## Exercise instructions
What lines of the data hold the string "BiLSTM"? Pull each one out.

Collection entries
###

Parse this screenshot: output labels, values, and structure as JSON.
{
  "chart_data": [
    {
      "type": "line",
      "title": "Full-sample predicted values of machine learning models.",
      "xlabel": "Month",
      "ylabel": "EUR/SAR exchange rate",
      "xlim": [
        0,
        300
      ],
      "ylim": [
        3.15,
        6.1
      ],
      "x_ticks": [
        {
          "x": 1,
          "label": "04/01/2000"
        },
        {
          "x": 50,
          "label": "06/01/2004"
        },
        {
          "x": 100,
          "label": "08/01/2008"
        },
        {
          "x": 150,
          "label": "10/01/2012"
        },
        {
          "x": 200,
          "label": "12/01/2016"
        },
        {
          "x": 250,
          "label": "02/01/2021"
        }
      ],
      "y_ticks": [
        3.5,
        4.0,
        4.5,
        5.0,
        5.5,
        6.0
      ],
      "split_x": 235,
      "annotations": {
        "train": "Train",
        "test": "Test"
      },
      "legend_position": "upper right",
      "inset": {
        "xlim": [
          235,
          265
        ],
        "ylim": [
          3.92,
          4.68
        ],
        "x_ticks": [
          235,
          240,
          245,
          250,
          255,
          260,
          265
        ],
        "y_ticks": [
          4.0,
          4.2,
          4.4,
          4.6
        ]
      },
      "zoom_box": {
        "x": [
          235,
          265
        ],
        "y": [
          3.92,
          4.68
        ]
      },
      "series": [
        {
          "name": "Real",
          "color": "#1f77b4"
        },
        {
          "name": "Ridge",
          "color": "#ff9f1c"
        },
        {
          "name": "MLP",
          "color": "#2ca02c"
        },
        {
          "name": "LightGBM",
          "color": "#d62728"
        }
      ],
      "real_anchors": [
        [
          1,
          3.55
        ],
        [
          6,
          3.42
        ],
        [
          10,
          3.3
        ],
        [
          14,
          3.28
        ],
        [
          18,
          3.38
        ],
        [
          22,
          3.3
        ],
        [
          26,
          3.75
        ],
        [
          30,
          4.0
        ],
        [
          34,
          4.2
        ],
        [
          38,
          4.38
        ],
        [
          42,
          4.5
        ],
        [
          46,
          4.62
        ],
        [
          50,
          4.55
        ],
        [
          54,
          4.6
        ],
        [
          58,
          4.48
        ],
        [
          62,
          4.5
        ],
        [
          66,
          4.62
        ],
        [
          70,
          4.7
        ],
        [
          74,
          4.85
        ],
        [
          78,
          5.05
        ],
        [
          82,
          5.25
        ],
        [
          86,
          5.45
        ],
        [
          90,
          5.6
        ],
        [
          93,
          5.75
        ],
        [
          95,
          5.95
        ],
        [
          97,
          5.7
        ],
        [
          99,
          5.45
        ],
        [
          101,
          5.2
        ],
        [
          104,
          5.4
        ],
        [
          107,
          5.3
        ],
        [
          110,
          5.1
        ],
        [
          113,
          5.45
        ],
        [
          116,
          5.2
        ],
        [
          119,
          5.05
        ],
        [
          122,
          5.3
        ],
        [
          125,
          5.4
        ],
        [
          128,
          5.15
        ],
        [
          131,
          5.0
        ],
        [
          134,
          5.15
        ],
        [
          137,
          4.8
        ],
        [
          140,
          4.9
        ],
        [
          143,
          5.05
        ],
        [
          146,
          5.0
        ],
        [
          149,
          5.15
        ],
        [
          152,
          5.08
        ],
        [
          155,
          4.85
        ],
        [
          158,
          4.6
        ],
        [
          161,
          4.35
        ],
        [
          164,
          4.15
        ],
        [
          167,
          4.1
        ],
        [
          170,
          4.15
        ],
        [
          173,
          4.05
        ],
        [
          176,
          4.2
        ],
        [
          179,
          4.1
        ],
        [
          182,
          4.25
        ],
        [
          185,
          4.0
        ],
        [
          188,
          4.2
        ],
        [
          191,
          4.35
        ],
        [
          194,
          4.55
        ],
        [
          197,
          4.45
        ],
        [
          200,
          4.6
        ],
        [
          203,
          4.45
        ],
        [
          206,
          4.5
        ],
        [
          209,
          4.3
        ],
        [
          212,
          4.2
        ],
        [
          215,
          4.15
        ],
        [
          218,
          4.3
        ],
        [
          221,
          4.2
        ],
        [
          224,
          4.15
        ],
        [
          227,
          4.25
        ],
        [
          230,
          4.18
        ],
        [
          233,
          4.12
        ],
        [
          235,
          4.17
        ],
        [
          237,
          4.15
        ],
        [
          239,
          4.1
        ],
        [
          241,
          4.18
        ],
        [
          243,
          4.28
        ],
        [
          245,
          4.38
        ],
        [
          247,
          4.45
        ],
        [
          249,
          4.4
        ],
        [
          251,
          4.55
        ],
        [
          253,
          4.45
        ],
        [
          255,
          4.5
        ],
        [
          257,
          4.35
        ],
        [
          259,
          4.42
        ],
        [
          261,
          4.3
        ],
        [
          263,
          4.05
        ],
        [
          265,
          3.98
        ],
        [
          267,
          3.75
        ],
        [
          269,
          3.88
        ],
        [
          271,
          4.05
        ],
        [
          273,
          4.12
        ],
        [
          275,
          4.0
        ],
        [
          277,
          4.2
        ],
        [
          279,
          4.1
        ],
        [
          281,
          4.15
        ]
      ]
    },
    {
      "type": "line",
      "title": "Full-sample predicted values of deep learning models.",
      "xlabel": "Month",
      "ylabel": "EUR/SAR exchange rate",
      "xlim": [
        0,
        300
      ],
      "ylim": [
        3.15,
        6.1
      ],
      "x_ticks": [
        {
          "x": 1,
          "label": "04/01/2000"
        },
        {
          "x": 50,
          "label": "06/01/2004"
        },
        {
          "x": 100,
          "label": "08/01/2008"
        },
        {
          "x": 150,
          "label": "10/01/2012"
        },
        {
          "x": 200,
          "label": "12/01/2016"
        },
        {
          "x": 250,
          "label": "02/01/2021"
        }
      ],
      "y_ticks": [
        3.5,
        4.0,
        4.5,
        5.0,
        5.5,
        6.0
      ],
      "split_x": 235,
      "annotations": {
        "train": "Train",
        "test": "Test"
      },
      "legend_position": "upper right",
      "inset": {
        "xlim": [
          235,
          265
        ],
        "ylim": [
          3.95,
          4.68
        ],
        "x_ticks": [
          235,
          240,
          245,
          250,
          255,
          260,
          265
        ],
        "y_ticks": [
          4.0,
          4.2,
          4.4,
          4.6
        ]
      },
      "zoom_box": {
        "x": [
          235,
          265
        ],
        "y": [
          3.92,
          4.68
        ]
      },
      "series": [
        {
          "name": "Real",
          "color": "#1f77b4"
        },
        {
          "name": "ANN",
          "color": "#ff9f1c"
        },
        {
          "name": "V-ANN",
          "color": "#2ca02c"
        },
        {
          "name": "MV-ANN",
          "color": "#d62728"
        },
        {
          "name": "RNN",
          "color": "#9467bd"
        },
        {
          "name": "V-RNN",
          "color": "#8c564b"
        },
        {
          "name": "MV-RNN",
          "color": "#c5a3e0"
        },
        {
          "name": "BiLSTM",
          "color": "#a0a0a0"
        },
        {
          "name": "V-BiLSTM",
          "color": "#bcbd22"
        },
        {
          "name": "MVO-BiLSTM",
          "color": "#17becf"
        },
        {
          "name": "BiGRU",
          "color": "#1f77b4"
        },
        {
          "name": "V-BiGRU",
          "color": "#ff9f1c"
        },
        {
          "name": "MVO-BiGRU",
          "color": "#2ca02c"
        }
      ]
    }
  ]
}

###

## Task solution
          "name": "BiLSTM",
          "name": "V-BiLSTM",
          "name": "MVO-BiLSTM",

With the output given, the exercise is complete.